-- Task prompt --
Pick out the lines below with "JSON" and list them.
----------------------------------------
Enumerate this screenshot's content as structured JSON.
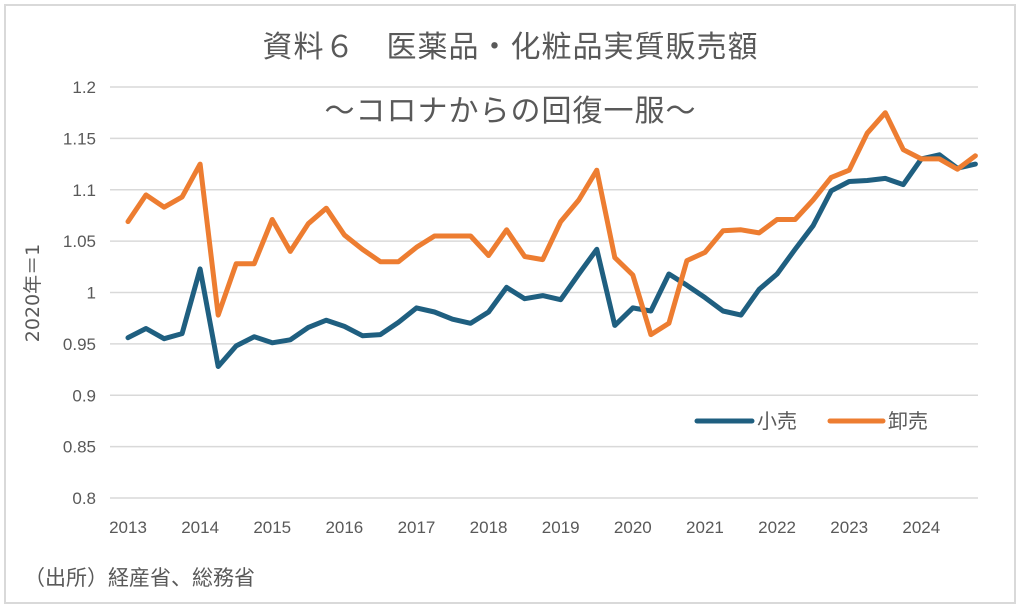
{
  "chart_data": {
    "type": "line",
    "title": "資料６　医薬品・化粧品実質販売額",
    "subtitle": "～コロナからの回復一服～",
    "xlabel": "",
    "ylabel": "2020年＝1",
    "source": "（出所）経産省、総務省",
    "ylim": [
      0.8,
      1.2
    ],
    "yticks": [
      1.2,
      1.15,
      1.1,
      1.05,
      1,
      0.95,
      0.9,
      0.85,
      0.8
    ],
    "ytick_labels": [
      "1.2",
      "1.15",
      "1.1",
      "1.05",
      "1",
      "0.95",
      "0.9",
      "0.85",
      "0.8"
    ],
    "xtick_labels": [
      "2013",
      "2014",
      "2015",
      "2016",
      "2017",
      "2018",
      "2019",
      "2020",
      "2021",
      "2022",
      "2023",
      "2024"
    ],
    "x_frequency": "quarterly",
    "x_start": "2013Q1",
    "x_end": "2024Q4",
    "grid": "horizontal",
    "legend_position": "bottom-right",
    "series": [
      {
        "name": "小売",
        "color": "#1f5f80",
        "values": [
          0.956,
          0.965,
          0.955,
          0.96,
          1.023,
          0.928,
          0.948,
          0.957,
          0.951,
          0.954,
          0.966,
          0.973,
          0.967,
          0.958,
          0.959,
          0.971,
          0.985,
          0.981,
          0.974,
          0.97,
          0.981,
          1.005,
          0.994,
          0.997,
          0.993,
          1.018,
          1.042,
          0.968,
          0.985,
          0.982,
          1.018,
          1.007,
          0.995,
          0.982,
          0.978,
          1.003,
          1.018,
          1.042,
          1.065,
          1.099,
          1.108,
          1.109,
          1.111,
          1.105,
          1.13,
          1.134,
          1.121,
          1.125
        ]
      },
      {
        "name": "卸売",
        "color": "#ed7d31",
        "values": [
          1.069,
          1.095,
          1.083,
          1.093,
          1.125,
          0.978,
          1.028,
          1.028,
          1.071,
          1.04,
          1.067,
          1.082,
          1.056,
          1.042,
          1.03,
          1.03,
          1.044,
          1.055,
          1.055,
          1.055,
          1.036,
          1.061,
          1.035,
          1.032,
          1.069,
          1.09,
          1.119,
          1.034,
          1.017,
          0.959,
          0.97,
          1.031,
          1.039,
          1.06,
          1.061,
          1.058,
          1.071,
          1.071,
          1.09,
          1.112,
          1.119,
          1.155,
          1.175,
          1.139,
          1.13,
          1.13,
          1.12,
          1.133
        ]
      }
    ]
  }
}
----------------------------------------
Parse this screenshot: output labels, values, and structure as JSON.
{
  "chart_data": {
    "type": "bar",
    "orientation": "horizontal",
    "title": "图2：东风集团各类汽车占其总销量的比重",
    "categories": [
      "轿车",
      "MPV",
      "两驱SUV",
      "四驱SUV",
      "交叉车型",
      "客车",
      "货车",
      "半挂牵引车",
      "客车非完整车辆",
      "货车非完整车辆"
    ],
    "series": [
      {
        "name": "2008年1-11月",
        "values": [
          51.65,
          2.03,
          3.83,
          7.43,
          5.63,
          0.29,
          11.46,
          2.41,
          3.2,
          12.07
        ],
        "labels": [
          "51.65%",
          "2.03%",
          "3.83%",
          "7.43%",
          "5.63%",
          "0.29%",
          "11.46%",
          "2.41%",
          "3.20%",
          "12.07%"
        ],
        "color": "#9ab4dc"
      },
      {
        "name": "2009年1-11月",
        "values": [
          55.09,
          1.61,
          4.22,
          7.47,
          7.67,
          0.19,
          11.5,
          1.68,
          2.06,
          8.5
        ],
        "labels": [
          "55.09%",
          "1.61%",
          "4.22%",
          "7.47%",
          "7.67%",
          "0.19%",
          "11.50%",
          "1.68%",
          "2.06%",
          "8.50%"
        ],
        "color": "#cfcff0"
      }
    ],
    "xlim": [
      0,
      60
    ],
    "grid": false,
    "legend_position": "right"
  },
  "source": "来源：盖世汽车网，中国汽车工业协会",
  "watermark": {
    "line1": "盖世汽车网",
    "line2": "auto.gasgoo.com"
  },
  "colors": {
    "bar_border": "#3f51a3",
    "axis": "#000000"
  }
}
----------------------------------------
-- Correct output --
Enumerate this screenshot's content as structured JSON.
Parse this screenshot: output labels, values, and structure as JSON.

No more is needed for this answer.